__Written instruction__: Copy the records below verbatim, everything from the line containing "mac-logo: Mac [139, 495, 229, 541]" down to the line containing "settings-hexagon-icon[interactable] [871, 9, 889, 27]", both included.

======== Exercise data

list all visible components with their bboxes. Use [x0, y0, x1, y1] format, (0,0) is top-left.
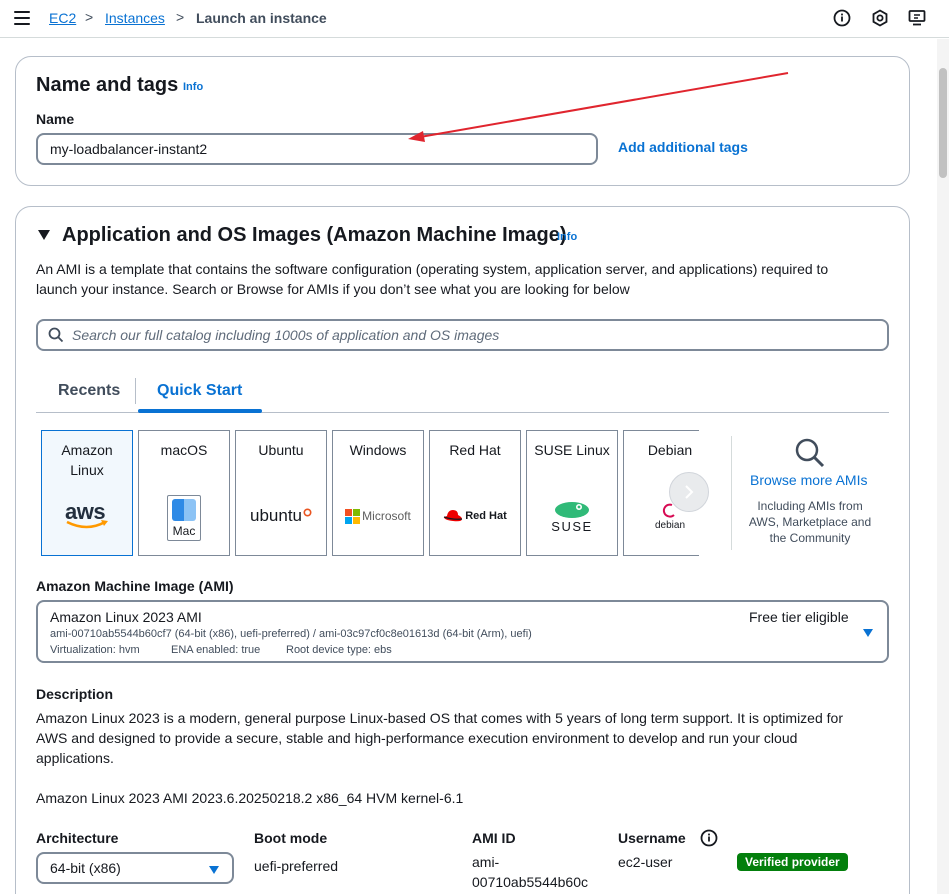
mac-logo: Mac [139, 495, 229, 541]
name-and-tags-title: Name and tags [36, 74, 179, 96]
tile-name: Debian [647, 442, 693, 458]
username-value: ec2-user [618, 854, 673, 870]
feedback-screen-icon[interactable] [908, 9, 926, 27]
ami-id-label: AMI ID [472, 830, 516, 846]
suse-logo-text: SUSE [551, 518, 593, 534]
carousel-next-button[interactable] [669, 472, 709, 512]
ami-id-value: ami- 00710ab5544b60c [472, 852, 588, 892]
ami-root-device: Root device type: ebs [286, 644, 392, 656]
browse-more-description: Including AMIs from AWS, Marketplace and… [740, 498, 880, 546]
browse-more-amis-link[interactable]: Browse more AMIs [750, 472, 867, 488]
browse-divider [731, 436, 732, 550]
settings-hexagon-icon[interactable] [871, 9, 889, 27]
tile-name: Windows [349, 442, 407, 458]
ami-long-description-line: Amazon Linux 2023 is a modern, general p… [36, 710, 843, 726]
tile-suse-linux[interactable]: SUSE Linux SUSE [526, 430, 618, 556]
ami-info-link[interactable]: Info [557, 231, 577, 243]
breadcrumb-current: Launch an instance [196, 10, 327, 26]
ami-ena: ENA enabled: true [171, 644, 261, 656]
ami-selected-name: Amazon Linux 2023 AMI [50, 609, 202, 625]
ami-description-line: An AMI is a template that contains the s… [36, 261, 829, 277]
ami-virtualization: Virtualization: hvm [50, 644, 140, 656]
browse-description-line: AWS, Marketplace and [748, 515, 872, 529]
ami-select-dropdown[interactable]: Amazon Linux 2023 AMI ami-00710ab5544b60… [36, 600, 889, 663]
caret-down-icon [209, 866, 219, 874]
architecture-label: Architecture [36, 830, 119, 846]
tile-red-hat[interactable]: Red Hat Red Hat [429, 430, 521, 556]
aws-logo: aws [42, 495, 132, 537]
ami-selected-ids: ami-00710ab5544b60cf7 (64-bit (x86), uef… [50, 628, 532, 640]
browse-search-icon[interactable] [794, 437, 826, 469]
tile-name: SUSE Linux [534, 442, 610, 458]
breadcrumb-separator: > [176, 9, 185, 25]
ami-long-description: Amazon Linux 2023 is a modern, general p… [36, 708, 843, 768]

================

__Solution to this problem__:
mac-logo: Mac [139, 495, 229, 541]
name-and-tags-title: Name and tags [36, 74, 179, 96]
tile-name: Debian [647, 442, 693, 458]
username-value: ec2-user [618, 854, 673, 870]
feedback-screen-icon[interactable] [908, 9, 926, 27]
ami-id-label: AMI ID [472, 830, 516, 846]
suse-logo-text: SUSE [551, 518, 593, 534]
carousel-next-button[interactable] [669, 472, 709, 512]
ami-id-value: ami- 00710ab5544b60c [472, 852, 588, 892]
ami-root-device: Root device type: ebs [286, 644, 392, 656]
browse-more-description: Including AMIs from AWS, Marketplace and… [740, 498, 880, 546]
browse-more-amis-link[interactable]: Browse more AMIs [750, 472, 867, 488]
browse-divider [731, 436, 732, 550]
settings-hexagon-icon[interactable] [871, 9, 889, 27]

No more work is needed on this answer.